■ **TEXTE À LIRE**:
====

L’arrivée des concurrents du Vendée Globe Challenge vue de Bretagne en 1990

Le 16 mars 1990, Titouan Lamazou arrive triomphalement aux Sables-d’Olonne. Il vient de remporter la première édition du Vendée Globe Challenge, réalisant « un tour du monde en solitaire et sans escale de 24 910 miles parcouru à la moyenne de 9.48 nœuds, en 109 jours 8 heures, 4 minutes et 50 secondes » comme le précise Ouest-France dans son édition des 17 et 18 mars 1990. Le quotidien rennais salue un authentique exploit puisque « personne avant Titouan Lamazou n’avait bouclé le tour du monde aussi rapidement. Olivier de Kersauzon détenait jusqu’alors le record sur son trimaran Un autre regard, en 125 jours et 19 heures ».

Titouan Lamazou lors de l'arrivée du Vendée Globe 1990. Photographie Denis Gliksman. Crédits: titouanlamazou.com

La presse et l’opinion sont sous le charme de ces héros modernes, quel que soit leur classement comme tient à le souligner La Liberté du Morbihan : « De Titouan Lamazou à Jean-François Coste, tous les concurrents ont accompli un exploit… » (14 mars 1990, p. 1). Il faut dire qu’au fil des semaines le public s’est passionné pour cette aventure aux multiples rebondissements. L’un des moments les plus intenses est assurément le sauvetage de Philippe Poupon le 28 décembre 1989, immortalisé par la caméra de Loïck Perron. Cet évènement constitue très certainement l’acte fondateur de la légende du Vendée Globe, considéré alors comme étant la « course le plus dure du monde ». Le 16 mars 1990, un journaliste d’Ouest-France résume parfaitement l’image que l’opinion publique s’est forgée à propos de ces marins confrontés à

« cette mer cruelle, séductrice et traitresse qui n’a jamais fait de cadeau aux imposteurs […] cette garce qui prit souvent plaisir à balancer ses déferlantes dans leur sillage. »

Sans surprise une foule nombreuse rejoint le petit port des Sables-d’Olonne pour faire honneur au vainqueur. Non sans humour, La Liberté du Morbihan se demande même si, après « 110 jours de solitude », Titouan Lamazou ne « craint » pas d’être confronté à tant d’admirateurs (14 mars 1990, p. 1). Le retour à la civilisation se fait pourtant en douceur. En effet, une « petite déception » envahit la foule lorsqu’elle apprend que les vents ralentissent la progression du leader, et nombreux sont les curieux qui rentrent chez eux avant d’apercevoir les voiles de l’Écureuil d'Aquitaine II (Ouest-France, 16 mars 1990, p. 1). Il arrive finalement le vendredi 16 mars.

====

■ **LISTING FOURNI**:

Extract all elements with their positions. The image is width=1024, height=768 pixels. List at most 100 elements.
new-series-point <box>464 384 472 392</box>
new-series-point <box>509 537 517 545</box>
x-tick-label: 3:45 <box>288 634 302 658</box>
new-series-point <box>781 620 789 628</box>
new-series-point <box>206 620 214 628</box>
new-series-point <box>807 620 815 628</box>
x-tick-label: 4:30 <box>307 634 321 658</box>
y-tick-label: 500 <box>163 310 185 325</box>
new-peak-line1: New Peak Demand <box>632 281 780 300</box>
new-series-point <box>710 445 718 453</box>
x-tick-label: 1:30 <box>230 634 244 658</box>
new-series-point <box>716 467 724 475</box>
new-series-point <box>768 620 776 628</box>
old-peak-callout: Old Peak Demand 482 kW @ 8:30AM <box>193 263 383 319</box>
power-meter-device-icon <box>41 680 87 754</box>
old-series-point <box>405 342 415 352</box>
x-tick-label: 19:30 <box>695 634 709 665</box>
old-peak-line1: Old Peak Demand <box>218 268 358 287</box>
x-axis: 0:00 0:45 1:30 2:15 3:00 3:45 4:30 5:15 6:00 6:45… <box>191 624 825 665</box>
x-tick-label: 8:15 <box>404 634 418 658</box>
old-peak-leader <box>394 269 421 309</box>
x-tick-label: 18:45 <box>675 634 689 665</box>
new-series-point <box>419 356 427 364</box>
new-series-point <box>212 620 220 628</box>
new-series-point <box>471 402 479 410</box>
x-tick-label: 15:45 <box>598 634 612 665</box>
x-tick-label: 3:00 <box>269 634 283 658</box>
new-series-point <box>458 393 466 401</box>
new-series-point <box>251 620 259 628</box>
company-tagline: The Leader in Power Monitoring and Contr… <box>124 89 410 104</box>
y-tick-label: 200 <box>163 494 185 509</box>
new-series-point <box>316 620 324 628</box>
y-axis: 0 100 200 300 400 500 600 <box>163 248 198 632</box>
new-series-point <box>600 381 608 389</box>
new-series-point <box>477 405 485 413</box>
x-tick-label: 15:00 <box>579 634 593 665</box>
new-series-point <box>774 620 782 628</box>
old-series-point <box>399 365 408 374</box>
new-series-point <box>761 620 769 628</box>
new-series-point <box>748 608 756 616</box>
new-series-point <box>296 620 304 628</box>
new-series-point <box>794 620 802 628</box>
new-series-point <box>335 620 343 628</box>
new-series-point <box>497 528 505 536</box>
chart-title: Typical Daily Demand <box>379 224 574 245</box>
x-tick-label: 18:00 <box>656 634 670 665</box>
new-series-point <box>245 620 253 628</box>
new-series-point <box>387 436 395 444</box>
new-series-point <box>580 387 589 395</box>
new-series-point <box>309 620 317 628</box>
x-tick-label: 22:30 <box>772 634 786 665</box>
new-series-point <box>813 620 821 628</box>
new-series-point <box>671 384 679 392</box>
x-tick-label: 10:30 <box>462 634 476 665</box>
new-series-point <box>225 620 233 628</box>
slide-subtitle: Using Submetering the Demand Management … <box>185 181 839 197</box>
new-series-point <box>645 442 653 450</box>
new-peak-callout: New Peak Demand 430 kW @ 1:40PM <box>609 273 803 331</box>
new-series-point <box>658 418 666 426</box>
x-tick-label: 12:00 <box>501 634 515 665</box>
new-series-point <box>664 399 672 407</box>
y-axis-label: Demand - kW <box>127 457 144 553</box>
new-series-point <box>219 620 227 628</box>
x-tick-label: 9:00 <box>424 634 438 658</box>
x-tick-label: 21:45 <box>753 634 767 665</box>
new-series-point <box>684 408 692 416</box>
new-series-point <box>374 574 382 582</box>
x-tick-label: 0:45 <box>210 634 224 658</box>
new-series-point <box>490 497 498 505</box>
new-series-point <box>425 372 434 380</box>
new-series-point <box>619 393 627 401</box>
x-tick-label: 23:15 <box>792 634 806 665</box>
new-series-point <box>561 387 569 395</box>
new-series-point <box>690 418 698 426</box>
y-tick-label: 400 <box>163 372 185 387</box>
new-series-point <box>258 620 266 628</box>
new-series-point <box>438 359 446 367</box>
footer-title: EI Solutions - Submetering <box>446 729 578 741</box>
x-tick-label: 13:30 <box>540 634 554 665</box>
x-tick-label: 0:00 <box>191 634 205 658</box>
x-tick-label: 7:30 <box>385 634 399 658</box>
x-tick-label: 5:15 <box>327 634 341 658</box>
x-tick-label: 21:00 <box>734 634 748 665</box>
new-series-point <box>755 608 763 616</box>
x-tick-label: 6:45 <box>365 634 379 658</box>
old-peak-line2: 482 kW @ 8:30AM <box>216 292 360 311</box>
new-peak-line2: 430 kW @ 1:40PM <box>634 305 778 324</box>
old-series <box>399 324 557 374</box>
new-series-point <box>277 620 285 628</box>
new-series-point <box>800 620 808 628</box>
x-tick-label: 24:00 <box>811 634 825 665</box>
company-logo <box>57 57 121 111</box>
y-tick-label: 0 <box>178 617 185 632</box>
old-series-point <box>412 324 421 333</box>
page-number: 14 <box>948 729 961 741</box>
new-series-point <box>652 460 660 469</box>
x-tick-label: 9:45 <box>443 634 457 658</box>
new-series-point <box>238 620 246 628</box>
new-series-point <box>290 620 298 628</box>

====

■ **CONSIGNE 1**: Restitue à l'identique le passage du texte sur l'arrivée du Vendée Globe 1990 qui commence par « Sans surprise une » et se poursuit jusqu'à « vendredi 16 mars. ».
■ **CONSIGNE 2**: Mets à jour le listing depuis son début jusqu'à la ligne contenant « new-series-point <box>458 393 466 401</box> », incluse, en remplaçant « New Peak Demand » par « Revised Peak Demand » sans rien modifier d'autre. Renvoie uniquement ces lignes.

■ **SORTIE COMPLÈTE 1**:
Sans surprise une foule nombreuse rejoint le petit port des Sables-d’Olonne pour faire honneur au vainqueur. Non sans humour, La Liberté du Morbihan se demande même si, après « 110 jours de solitude », Titouan Lamazou ne « craint » pas d’être confronté à tant d’admirateurs (14 mars 1990, p. 1). Le retour à la civilisation se fait pourtant en douceur. En effet, une « petite déception » envahit la foule lorsqu’elle apprend que les vents ralentissent la progression du leader, et nombreux sont les curieux qui rentrent chez eux avant d’apercevoir les voiles de l’Écureuil d'Aquitaine II (Ouest-France, 16 mars 1990, p. 1). Il arrive finalement le vendredi 16 mars.

■ **SORTIE COMPLÈTE 2**:
Extract all elements with their positions. The image is width=1024, height=768 pixels. List at most 100 elements.
new-series-point <box>464 384 472 392</box>
new-series-point <box>509 537 517 545</box>
x-tick-label: 3:45 <box>288 634 302 658</box>
new-series-point <box>781 620 789 628</box>
new-series-point <box>206 620 214 628</box>
new-series-point <box>807 620 815 628</box>
x-tick-label: 4:30 <box>307 634 321 658</box>
y-tick-label: 500 <box>163 310 185 325</box>
new-peak-line1: Revised Peak Demand <box>632 281 780 300</box>
new-series-point <box>710 445 718 453</box>
x-tick-label: 1:30 <box>230 634 244 658</box>
new-series-point <box>716 467 724 475</box>
new-series-point <box>768 620 776 628</box>
old-peak-callout: Old Peak Demand 482 kW @ 8:30AM <box>193 263 383 319</box>
power-meter-device-icon <box>41 680 87 754</box>
old-series-point <box>405 342 415 352</box>
x-tick-label: 19:30 <box>695 634 709 665</box>
old-peak-line1: Old Peak Demand <box>218 268 358 287</box>
x-axis: 0:00 0:45 1:30 2:15 3:00 3:45 4:30 5:15 6:00 6:45… <box>191 624 825 665</box>
x-tick-label: 8:15 <box>404 634 418 658</box>
old-peak-leader <box>394 269 421 309</box>
x-tick-label: 18:45 <box>675 634 689 665</box>
new-series-point <box>419 356 427 364</box>
new-series-point <box>212 620 220 628</box>
new-series-point <box>471 402 479 410</box>
x-tick-label: 15:45 <box>598 634 612 665</box>
x-tick-label: 3:00 <box>269 634 283 658</box>
new-series-point <box>458 393 466 401</box>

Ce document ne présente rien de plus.